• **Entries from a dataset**

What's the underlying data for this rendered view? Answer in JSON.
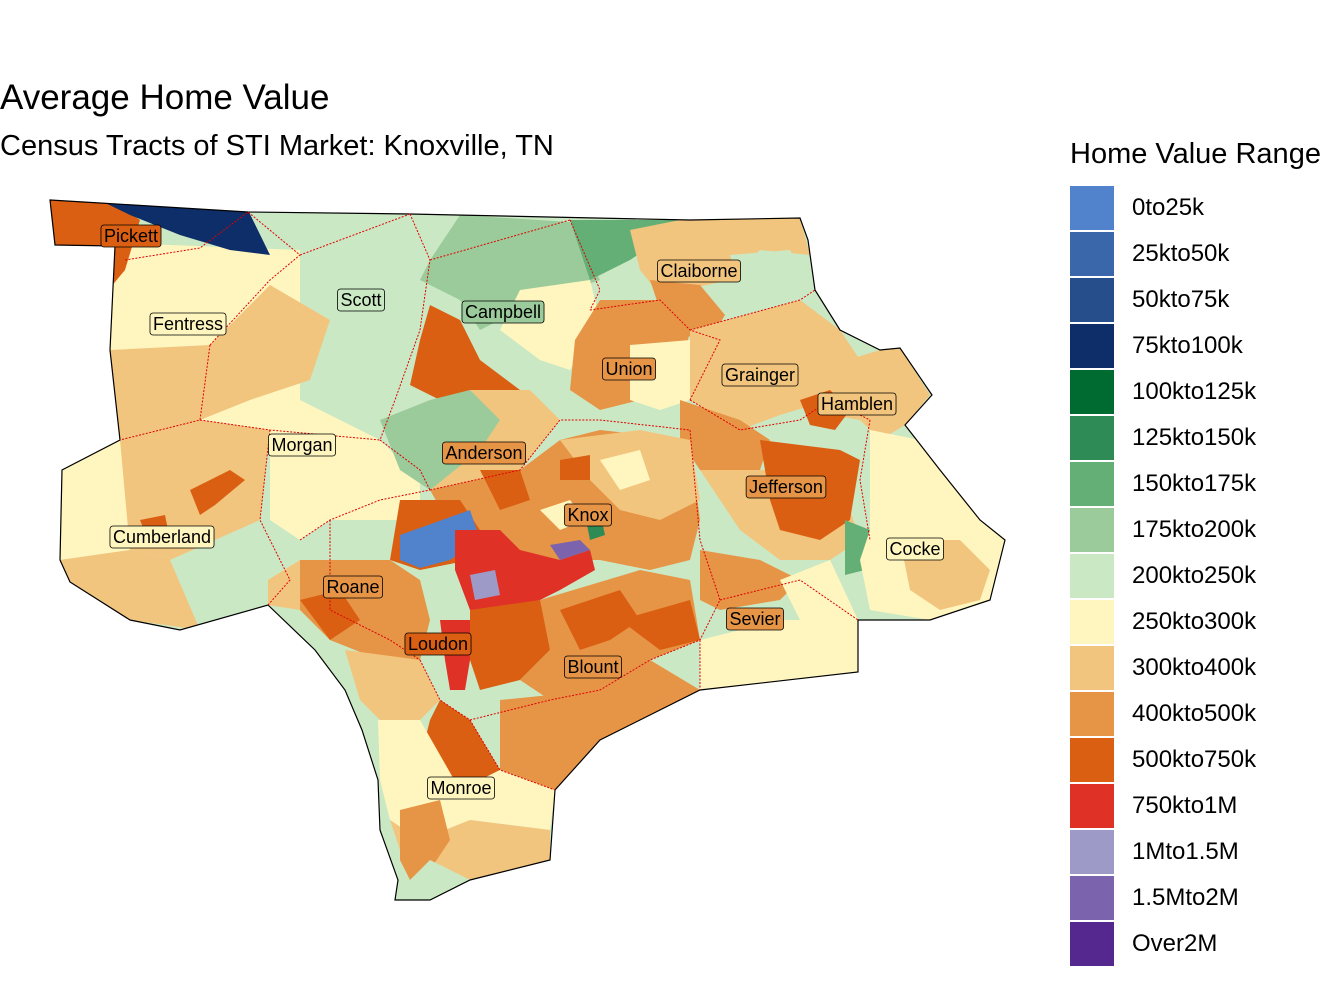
{
  "title": "Average Home Value",
  "subtitle": "Census Tracts of STI Market: Knoxville, TN",
  "legend": {
    "title": "Home Value Range",
    "items": [
      {
        "label": "0to25k",
        "color": "#5083CC"
      },
      {
        "label": "25kto50k",
        "color": "#3A67AA"
      },
      {
        "label": "50kto75k",
        "color": "#254E8B"
      },
      {
        "label": "75kto100k",
        "color": "#0D2E68"
      },
      {
        "label": "100kto125k",
        "color": "#006B31"
      },
      {
        "label": "125kto150k",
        "color": "#2E8B55"
      },
      {
        "label": "150kto175k",
        "color": "#64AF76"
      },
      {
        "label": "175kto200k",
        "color": "#9BCB9A"
      },
      {
        "label": "200kto250k",
        "color": "#CBE8C5"
      },
      {
        "label": "250kto300k",
        "color": "#FFF6BF"
      },
      {
        "label": "300kto400k",
        "color": "#F2C57F"
      },
      {
        "label": "400kto500k",
        "color": "#E69446"
      },
      {
        "label": "500kto750k",
        "color": "#DB5F12"
      },
      {
        "label": "750kto1M",
        "color": "#E03127"
      },
      {
        "label": "1Mto1.5M",
        "color": "#9E9AC8"
      },
      {
        "label": "1.5Mto2M",
        "color": "#7B63AE"
      },
      {
        "label": "Over2M",
        "color": "#54288F"
      }
    ]
  },
  "counties": [
    {
      "name": "Pickett",
      "color_range": "500kto750k"
    },
    {
      "name": "Scott",
      "color_range": "200kto250k"
    },
    {
      "name": "Campbell",
      "color_range": "175kto200k"
    },
    {
      "name": "Claiborne",
      "color_range": "300kto400k"
    },
    {
      "name": "Fentress",
      "color_range": "250kto300k"
    },
    {
      "name": "Union",
      "color_range": "400kto500k"
    },
    {
      "name": "Grainger",
      "color_range": "300kto400k"
    },
    {
      "name": "Hamblen",
      "color_range": "300kto400k"
    },
    {
      "name": "Morgan",
      "color_range": "250kto300k"
    },
    {
      "name": "Anderson",
      "color_range": "400kto500k"
    },
    {
      "name": "Jefferson",
      "color_range": "400kto500k"
    },
    {
      "name": "Knox",
      "color_range": "400kto500k"
    },
    {
      "name": "Cumberland",
      "color_range": "250kto300k"
    },
    {
      "name": "Cocke",
      "color_range": "250kto300k"
    },
    {
      "name": "Roane",
      "color_range": "400kto500k"
    },
    {
      "name": "Sevier",
      "color_range": "400kto500k"
    },
    {
      "name": "Loudon",
      "color_range": "500kto750k"
    },
    {
      "name": "Blount",
      "color_range": "400kto500k"
    },
    {
      "name": "Monroe",
      "color_range": "250kto300k"
    }
  ]
}
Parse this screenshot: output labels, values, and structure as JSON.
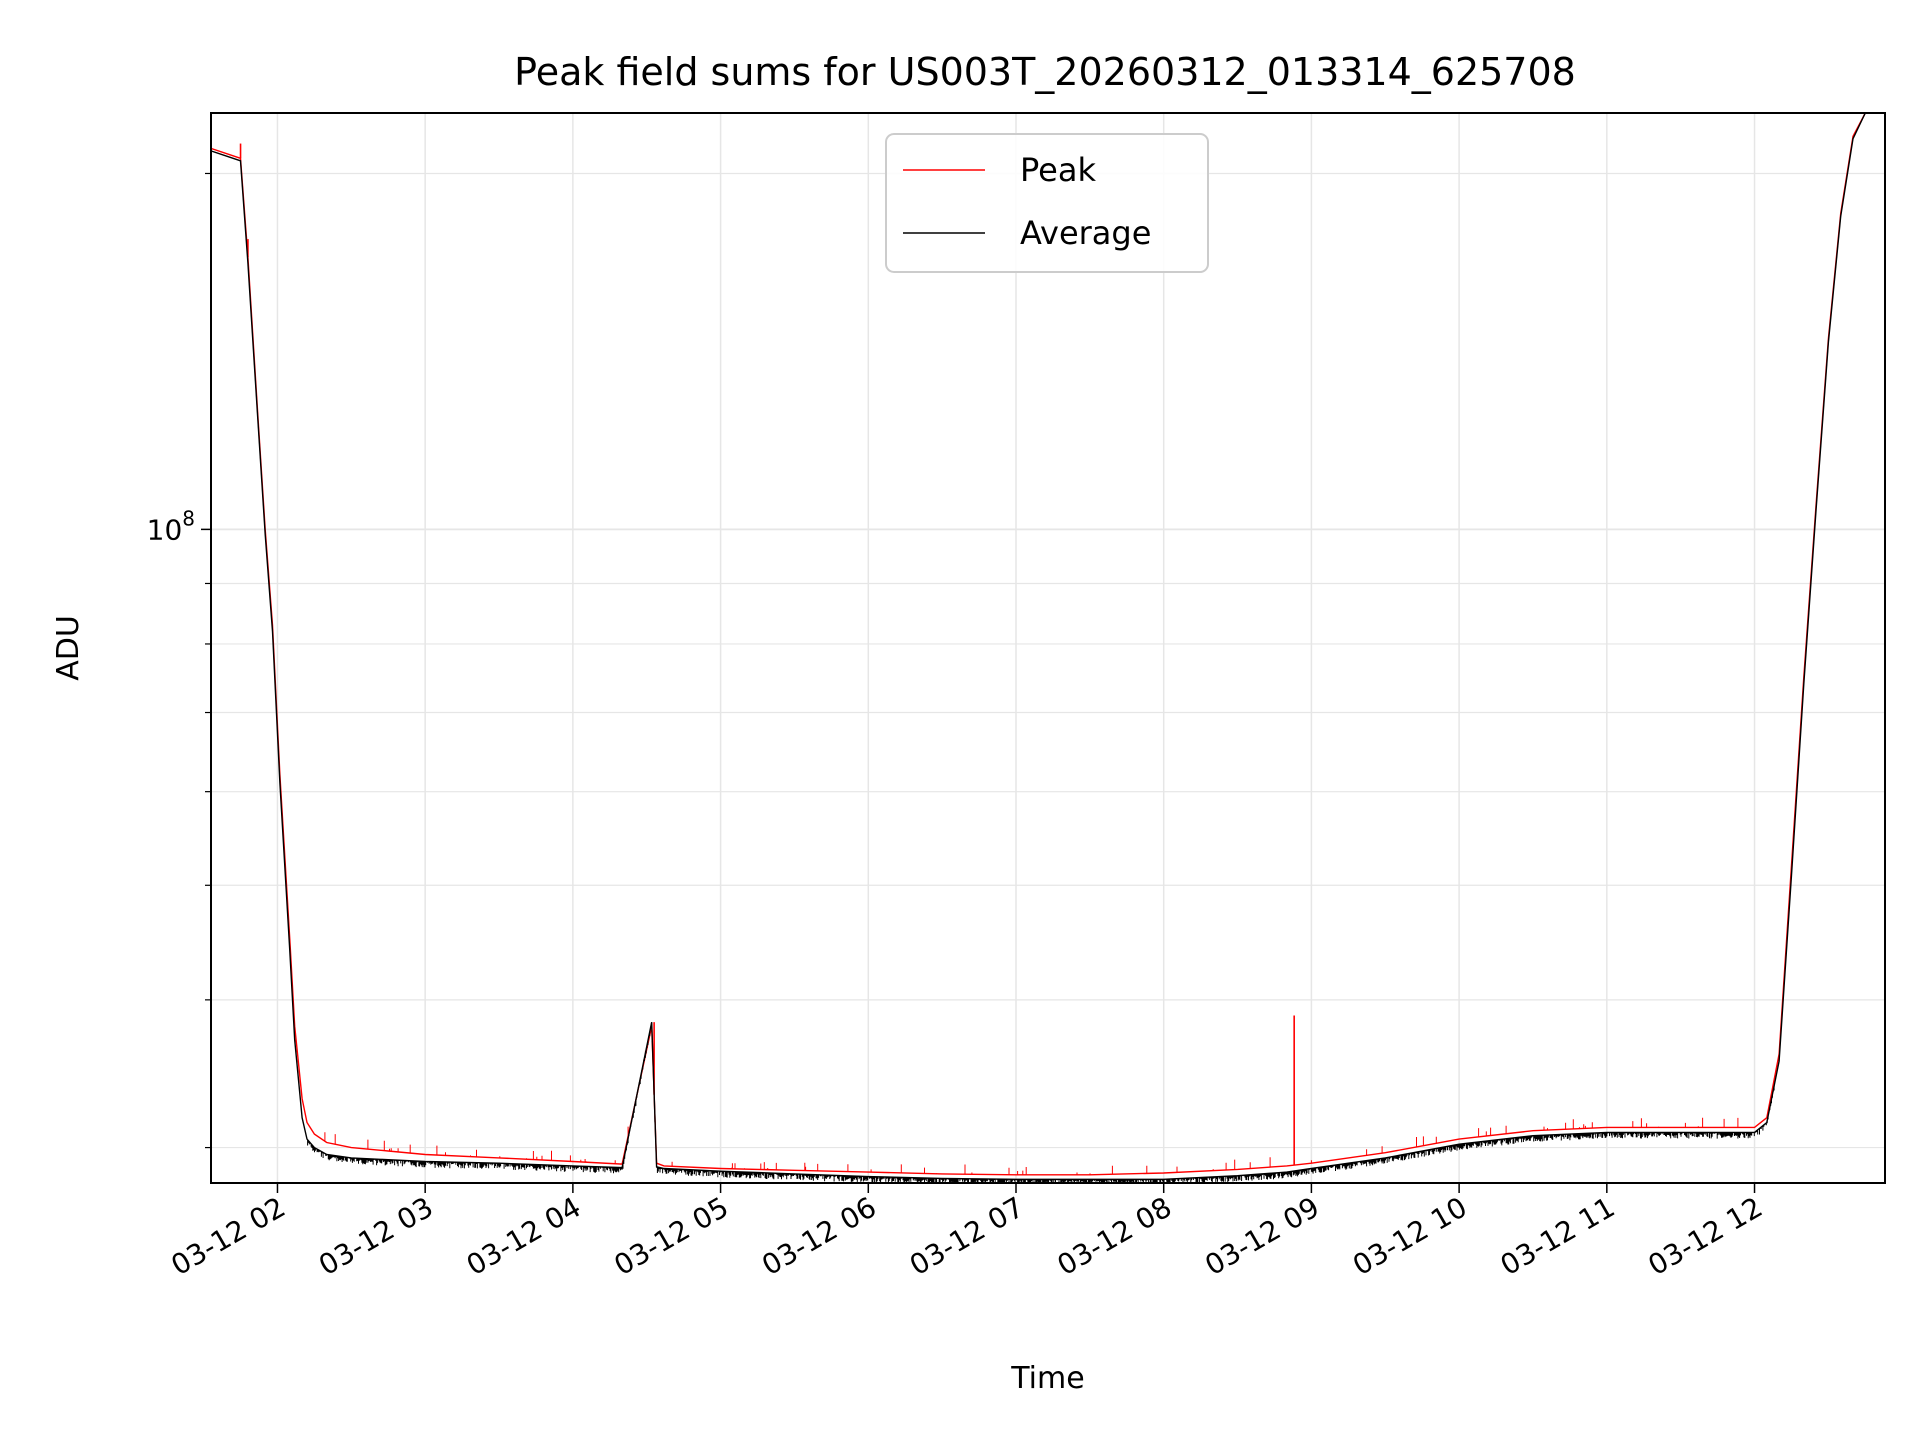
{
  "chart_data": {
    "type": "line",
    "title": "Peak field sums for US003T_20260312_013314_625708",
    "xlabel": "Time",
    "ylabel": "ADU",
    "y_scale": "log",
    "grid": true,
    "legend_position": "upper-center",
    "x_unit": "time (2026-03-12, HH:MM)",
    "x_range": [
      "01:33",
      "12:53"
    ],
    "y_range": [
      28000000,
      225000000
    ],
    "x_tick_labels": [
      "03-12 02",
      "03-12 03",
      "03-12 04",
      "03-12 05",
      "03-12 06",
      "03-12 07",
      "03-12 08",
      "03-12 09",
      "03-12 10",
      "03-12 11",
      "03-12 12"
    ],
    "x_tick_values": [
      "02:00",
      "03:00",
      "04:00",
      "05:00",
      "06:00",
      "07:00",
      "08:00",
      "09:00",
      "10:00",
      "11:00",
      "12:00"
    ],
    "y_tick_labels": [
      {
        "base": "10",
        "exp": "8",
        "value": 100000000
      }
    ],
    "series": [
      {
        "name": "Peak",
        "color": "#ff0000",
        "x": [
          "01:33",
          "01:45",
          "01:48",
          "01:52",
          "01:55",
          "01:58",
          "02:01",
          "02:05",
          "02:07",
          "02:10",
          "02:12",
          "02:15",
          "02:20",
          "02:30",
          "02:45",
          "03:00",
          "03:30",
          "04:00",
          "04:20",
          "04:32",
          "04:34",
          "04:37",
          "05:00",
          "05:30",
          "06:00",
          "06:30",
          "07:00",
          "07:30",
          "08:00",
          "08:30",
          "08:50",
          "09:00",
          "09:30",
          "10:00",
          "10:30",
          "11:00",
          "11:30",
          "12:00",
          "12:05",
          "12:10",
          "12:15",
          "12:20",
          "12:25",
          "12:30",
          "12:35",
          "12:40",
          "12:45",
          "12:48",
          "12:53"
        ],
        "y": [
          210000000,
          206000000,
          170000000,
          125000000,
          100000000,
          83000000,
          62000000,
          45000000,
          38000000,
          33000000,
          31500000,
          30800000,
          30300000,
          30000000,
          29800000,
          29600000,
          29400000,
          29200000,
          29050000,
          38000000,
          29100000,
          28950000,
          28800000,
          28700000,
          28600000,
          28500000,
          28450000,
          28450000,
          28550000,
          28750000,
          28950000,
          29100000,
          29700000,
          30500000,
          31000000,
          31200000,
          31200000,
          31200000,
          31800000,
          36000000,
          52000000,
          75000000,
          105000000,
          145000000,
          185000000,
          215000000,
          225000000,
          225000000,
          225000000
        ],
        "spikes": [
          {
            "x": "04:33",
            "y": 38300000
          },
          {
            "x": "08:53",
            "y": 38800000
          },
          {
            "x": "01:45",
            "y": 212000000
          },
          {
            "x": "01:48",
            "y": 176000000
          }
        ]
      },
      {
        "name": "Average",
        "color": "#000000",
        "x": [
          "01:33",
          "01:45",
          "01:48",
          "01:52",
          "01:55",
          "01:58",
          "02:01",
          "02:05",
          "02:07",
          "02:10",
          "02:12",
          "02:15",
          "02:20",
          "02:30",
          "02:45",
          "03:00",
          "03:30",
          "04:00",
          "04:20",
          "04:32",
          "04:34",
          "04:37",
          "05:00",
          "05:30",
          "06:00",
          "06:30",
          "07:00",
          "07:30",
          "08:00",
          "08:30",
          "08:50",
          "09:00",
          "09:30",
          "10:00",
          "10:30",
          "11:00",
          "11:30",
          "12:00",
          "12:05",
          "12:10",
          "12:15",
          "12:20",
          "12:25",
          "12:30",
          "12:35",
          "12:40",
          "12:45",
          "12:48",
          "12:53"
        ],
        "y": [
          209000000,
          205000000,
          168000000,
          124000000,
          99000000,
          82000000,
          61000000,
          44000000,
          37000000,
          31800000,
          30500000,
          30000000,
          29600000,
          29400000,
          29300000,
          29200000,
          29100000,
          28950000,
          28850000,
          38300000,
          28900000,
          28800000,
          28650000,
          28500000,
          28350000,
          28250000,
          28200000,
          28200000,
          28200000,
          28400000,
          28600000,
          28800000,
          29400000,
          30200000,
          30700000,
          30900000,
          30900000,
          30900000,
          31500000,
          35500000,
          51000000,
          74000000,
          104000000,
          144000000,
          184000000,
          214000000,
          225000000,
          225000000,
          225000000
        ]
      }
    ]
  }
}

• **WRITTEN PROBLEM**
Give an exact reproduction of every line, leaving out any picture.

• **RESPONSE TO THIS EXERCISE**
What's the underlying data for this rendered view? Answer in JSON.
{
  "title": "Average Home Value",
  "subtitle": "Census Tracts of STI Market: Knoxville, TN",
  "legend": {
    "title": "Home Value Range",
    "items": [
      {
        "label": "0to25k",
        "color": "#5083CC"
      },
      {
        "label": "25kto50k",
        "color": "#3A67AA"
      },
      {
        "label": "50kto75k",
        "color": "#254E8B"
      },
      {
        "label": "75kto100k",
        "color": "#0D2E68"
      },
      {
        "label": "100kto125k",
        "color": "#006B31"
      },
      {
        "label": "125kto150k",
        "color": "#2E8B55"
      },
      {
        "label": "150kto175k",
        "color": "#64AF76"
      },
      {
        "label": "175kto200k",
        "color": "#9BCB9A"
      },
      {
        "label": "200kto250k",
        "color": "#CBE8C5"
      },
      {
        "label": "250kto300k",
        "color": "#FFF6BF"
      },
      {
        "label": "300kto400k",
        "color": "#F2C57F"
      },
      {
        "label": "400kto500k",
        "color": "#E69446"
      },
      {
        "label": "500kto750k",
        "color": "#DB5F12"
      },
      {
        "label": "750kto1M",
        "color": "#E03127"
      },
      {
        "label": "1Mto1.5M",
        "color": "#9E9AC8"
      },
      {
        "label": "1.5Mto2M",
        "color": "#7B63AE"
      },
      {
        "label": "Over2M",
        "color": "#54288F"
      }
    ]
  },
  "counties": [
    {
      "name": "Pickett",
      "color_range": "500kto750k"
    },
    {
      "name": "Scott",
      "color_range": "200kto250k"
    },
    {
      "name": "Campbell",
      "color_range": "175kto200k"
    },
    {
      "name": "Claiborne",
      "color_range": "300kto400k"
    },
    {
      "name": "Fentress",
      "color_range": "250kto300k"
    },
    {
      "name": "Union",
      "color_range": "400kto500k"
    },
    {
      "name": "Grainger",
      "color_range": "300kto400k"
    },
    {
      "name": "Hamblen",
      "color_range": "300kto400k"
    },
    {
      "name": "Morgan",
      "color_range": "250kto300k"
    },
    {
      "name": "Anderson",
      "color_range": "400kto500k"
    },
    {
      "name": "Jefferson",
      "color_range": "400kto500k"
    },
    {
      "name": "Knox",
      "color_range": "400kto500k"
    },
    {
      "name": "Cumberland",
      "color_range": "250kto300k"
    },
    {
      "name": "Cocke",
      "color_range": "250kto300k"
    },
    {
      "name": "Roane",
      "color_range": "400kto500k"
    },
    {
      "name": "Sevier",
      "color_range": "400kto500k"
    },
    {
      "name": "Loudon",
      "color_range": "500kto750k"
    },
    {
      "name": "Blount",
      "color_range": "400kto500k"
    },
    {
      "name": "Monroe",
      "color_range": "250kto300k"
    }
  ]
}
Parse this screenshot: output labels, values, and structure as JSON.
{
  "chart_data": {
    "type": "line",
    "title": "Peak field sums for US003T_20260312_013314_625708",
    "xlabel": "Time",
    "ylabel": "ADU",
    "y_scale": "log",
    "grid": true,
    "legend_position": "upper-center",
    "x_unit": "time (2026-03-12, HH:MM)",
    "x_range": [
      "01:33",
      "12:53"
    ],
    "y_range": [
      28000000,
      225000000
    ],
    "x_tick_labels": [
      "03-12 02",
      "03-12 03",
      "03-12 04",
      "03-12 05",
      "03-12 06",
      "03-12 07",
      "03-12 08",
      "03-12 09",
      "03-12 10",
      "03-12 11",
      "03-12 12"
    ],
    "x_tick_values": [
      "02:00",
      "03:00",
      "04:00",
      "05:00",
      "06:00",
      "07:00",
      "08:00",
      "09:00",
      "10:00",
      "11:00",
      "12:00"
    ],
    "y_tick_labels": [
      {
        "base": "10",
        "exp": "8",
        "value": 100000000
      }
    ],
    "series": [
      {
        "name": "Peak",
        "color": "#ff0000",
        "x": [
          "01:33",
          "01:45",
          "01:48",
          "01:52",
          "01:55",
          "01:58",
          "02:01",
          "02:05",
          "02:07",
          "02:10",
          "02:12",
          "02:15",
          "02:20",
          "02:30",
          "02:45",
          "03:00",
          "03:30",
          "04:00",
          "04:20",
          "04:32",
          "04:34",
          "04:37",
          "05:00",
          "05:30",
          "06:00",
          "06:30",
          "07:00",
          "07:30",
          "08:00",
          "08:30",
          "08:50",
          "09:00",
          "09:30",
          "10:00",
          "10:30",
          "11:00",
          "11:30",
          "12:00",
          "12:05",
          "12:10",
          "12:15",
          "12:20",
          "12:25",
          "12:30",
          "12:35",
          "12:40",
          "12:45",
          "12:48",
          "12:53"
        ],
        "y": [
          210000000,
          206000000,
          170000000,
          125000000,
          100000000,
          83000000,
          62000000,
          45000000,
          38000000,
          33000000,
          31500000,
          30800000,
          30300000,
          30000000,
          29800000,
          29600000,
          29400000,
          29200000,
          29050000,
          38000000,
          29100000,
          28950000,
          28800000,
          28700000,
          28600000,
          28500000,
          28450000,
          28450000,
          28550000,
          28750000,
          28950000,
          29100000,
          29700000,
          30500000,
          31000000,
          31200000,
          31200000,
          31200000,
          31800000,
          36000000,
          52000000,
          75000000,
          105000000,
          145000000,
          185000000,
          215000000,
          225000000,
          225000000,
          225000000
        ],
        "spikes": [
          {
            "x": "04:33",
            "y": 38300000
          },
          {
            "x": "08:53",
            "y": 38800000
          },
          {
            "x": "01:45",
            "y": 212000000
          },
          {
            "x": "01:48",
            "y": 176000000
          }
        ]
      },
      {
        "name": "Average",
        "color": "#000000",
        "x": [
          "01:33",
          "01:45",
          "01:48",
          "01:52",
          "01:55",
          "01:58",
          "02:01",
          "02:05",
          "02:07",
          "02:10",
          "02:12",
          "02:15",
          "02:20",
          "02:30",
          "02:45",
          "03:00",
          "03:30",
          "04:00",
          "04:20",
          "04:32",
          "04:34",
          "04:37",
          "05:00",
          "05:30",
          "06:00",
          "06:30",
          "07:00",
          "07:30",
          "08:00",
          "08:30",
          "08:50",
          "09:00",
          "09:30",
          "10:00",
          "10:30",
          "11:00",
          "11:30",
          "12:00",
          "12:05",
          "12:10",
          "12:15",
          "12:20",
          "12:25",
          "12:30",
          "12:35",
          "12:40",
          "12:45",
          "12:48",
          "12:53"
        ],
        "y": [
          209000000,
          205000000,
          168000000,
          124000000,
          99000000,
          82000000,
          61000000,
          44000000,
          37000000,
          31800000,
          30500000,
          30000000,
          29600000,
          29400000,
          29300000,
          29200000,
          29100000,
          28950000,
          28850000,
          38300000,
          28900000,
          28800000,
          28650000,
          28500000,
          28350000,
          28250000,
          28200000,
          28200000,
          28200000,
          28400000,
          28600000,
          28800000,
          29400000,
          30200000,
          30700000,
          30900000,
          30900000,
          30900000,
          31500000,
          35500000,
          51000000,
          74000000,
          104000000,
          144000000,
          184000000,
          214000000,
          225000000,
          225000000,
          225000000
        ]
      }
    ]
  }
}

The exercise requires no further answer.